### AIM
Output every entry exactly, from the first line to the last.

(Collected data)
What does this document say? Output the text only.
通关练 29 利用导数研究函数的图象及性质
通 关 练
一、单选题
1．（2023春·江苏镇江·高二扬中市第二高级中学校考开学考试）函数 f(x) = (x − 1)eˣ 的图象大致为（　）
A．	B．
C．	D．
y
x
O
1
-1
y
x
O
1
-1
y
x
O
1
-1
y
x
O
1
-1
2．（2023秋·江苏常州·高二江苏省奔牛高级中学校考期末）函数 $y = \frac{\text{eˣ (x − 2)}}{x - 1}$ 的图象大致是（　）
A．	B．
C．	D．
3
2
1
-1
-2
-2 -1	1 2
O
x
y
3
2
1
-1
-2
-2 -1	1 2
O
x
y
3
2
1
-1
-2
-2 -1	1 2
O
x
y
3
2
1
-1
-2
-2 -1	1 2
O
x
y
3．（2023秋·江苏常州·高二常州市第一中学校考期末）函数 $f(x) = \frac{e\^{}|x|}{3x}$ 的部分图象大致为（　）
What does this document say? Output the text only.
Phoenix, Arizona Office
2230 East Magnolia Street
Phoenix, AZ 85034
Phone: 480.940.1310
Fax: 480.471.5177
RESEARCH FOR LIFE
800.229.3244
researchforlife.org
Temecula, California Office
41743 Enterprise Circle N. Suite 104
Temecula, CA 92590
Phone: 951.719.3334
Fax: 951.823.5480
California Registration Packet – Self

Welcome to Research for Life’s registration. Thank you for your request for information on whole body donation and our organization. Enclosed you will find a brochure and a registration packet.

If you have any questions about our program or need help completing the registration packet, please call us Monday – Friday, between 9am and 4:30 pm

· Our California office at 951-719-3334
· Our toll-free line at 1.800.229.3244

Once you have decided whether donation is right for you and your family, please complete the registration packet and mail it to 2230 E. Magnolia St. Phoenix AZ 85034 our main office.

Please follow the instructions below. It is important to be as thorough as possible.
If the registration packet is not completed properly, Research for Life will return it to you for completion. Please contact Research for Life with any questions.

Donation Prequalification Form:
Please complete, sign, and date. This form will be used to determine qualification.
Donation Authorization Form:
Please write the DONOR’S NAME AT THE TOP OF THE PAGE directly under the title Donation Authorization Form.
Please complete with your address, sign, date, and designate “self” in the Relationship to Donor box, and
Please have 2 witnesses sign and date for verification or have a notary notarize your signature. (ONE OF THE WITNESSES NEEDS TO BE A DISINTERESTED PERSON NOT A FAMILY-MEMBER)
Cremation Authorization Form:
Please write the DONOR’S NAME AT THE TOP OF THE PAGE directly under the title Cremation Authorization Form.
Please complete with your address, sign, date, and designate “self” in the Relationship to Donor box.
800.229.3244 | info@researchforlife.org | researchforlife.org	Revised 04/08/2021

### WORKED ANSWER
What does this document say? Output the text only.
通关练 29 利用导数研究函数的图象及性质
通 关 练
一、单选题
1．（2023春·江苏镇江·高二扬中市第二高级中学校考开学考试）函数 f(x) = (x − 1)eˣ 的图象大致为（　）
A．	B．
C．	D．
y
x
O
1
-1
y
x
O
1
-1
y
x
O
1
-1
y
x
O
1
-1
2．（2023秋·江苏常州·高二江苏省奔牛高级中学校考期末）函数 $y = \frac{\text{eˣ (x − 2)}}{x - 1}$ 的图象大致是（　）
A．	B．
C．	D．
3
2
1
-1
-2
-2 -1	1 2
O
x
y
3
2
1
-1
-2
-2 -1	1 2
O
x
y
3
2
1
-1
-2
-2 -1	1 2
O
x
y
3
2
1
-1
-2
-2 -1	1 2
O
x
y
3．（2023秋·江苏常州·高二常州市第一中学校考期末）函数 $f(x) = \frac{e\^{}|x|}{3x}$ 的部分图象大致为（　）
What does this document say? Output the text only.
Phoenix, Arizona Office
2230 East Magnolia Street
Phoenix, AZ 85034
Phone: 480.940.1310
Fax: 480.471.5177
RESEARCH FOR LIFE
800.229.3244
researchforlife.org
Temecula, California Office
41743 Enterprise Circle N. Suite 104
Temecula, CA 92590
Phone: 951.719.3334
Fax: 951.823.5480
California Registration Packet – Self

Welcome to Research for Life’s registration. Thank you for your request for information on whole body donation and our organization. Enclosed you will find a brochure and a registration packet.

If you have any questions about our program or need help completing the registration packet, please call us Monday – Friday, between 9am and 4:30 pm

· Our California office at 951-719-3334
· Our toll-free line at 1.800.229.3244

Once you have decided whether donation is right for you and your family, please complete the registration packet and mail it to 2230 E. Magnolia St. Phoenix AZ 85034 our main office.

Please follow the instructions below. It is important to be as thorough as possible.
If the registration packet is not completed properly, Research for Life will return it to you for completion. Please contact Research for Life with any questions.

Donation Prequalification Form:
Please complete, sign, and date. This form will be used to determine qualification.
Donation Authorization Form:
Please write the DONOR’S NAME AT THE TOP OF THE PAGE directly under the title Donation Authorization Form.
Please complete with your address, sign, date, and designate “self” in the Relationship to Donor box, and
Please have 2 witnesses sign and date for verification or have a notary notarize your signature. (ONE OF THE WITNESSES NEEDS TO BE A DISINTERESTED PERSON NOT A FAMILY-MEMBER)
Cremation Authorization Form:
Please write the DONOR’S NAME AT THE TOP OF THE PAGE directly under the title Cremation Authorization Form.
Please complete with your address, sign, date, and designate “self” in the Relationship to Donor box.
800.229.3244 | info@researchforlife.org | researchforlife.org	Revised 04/08/2021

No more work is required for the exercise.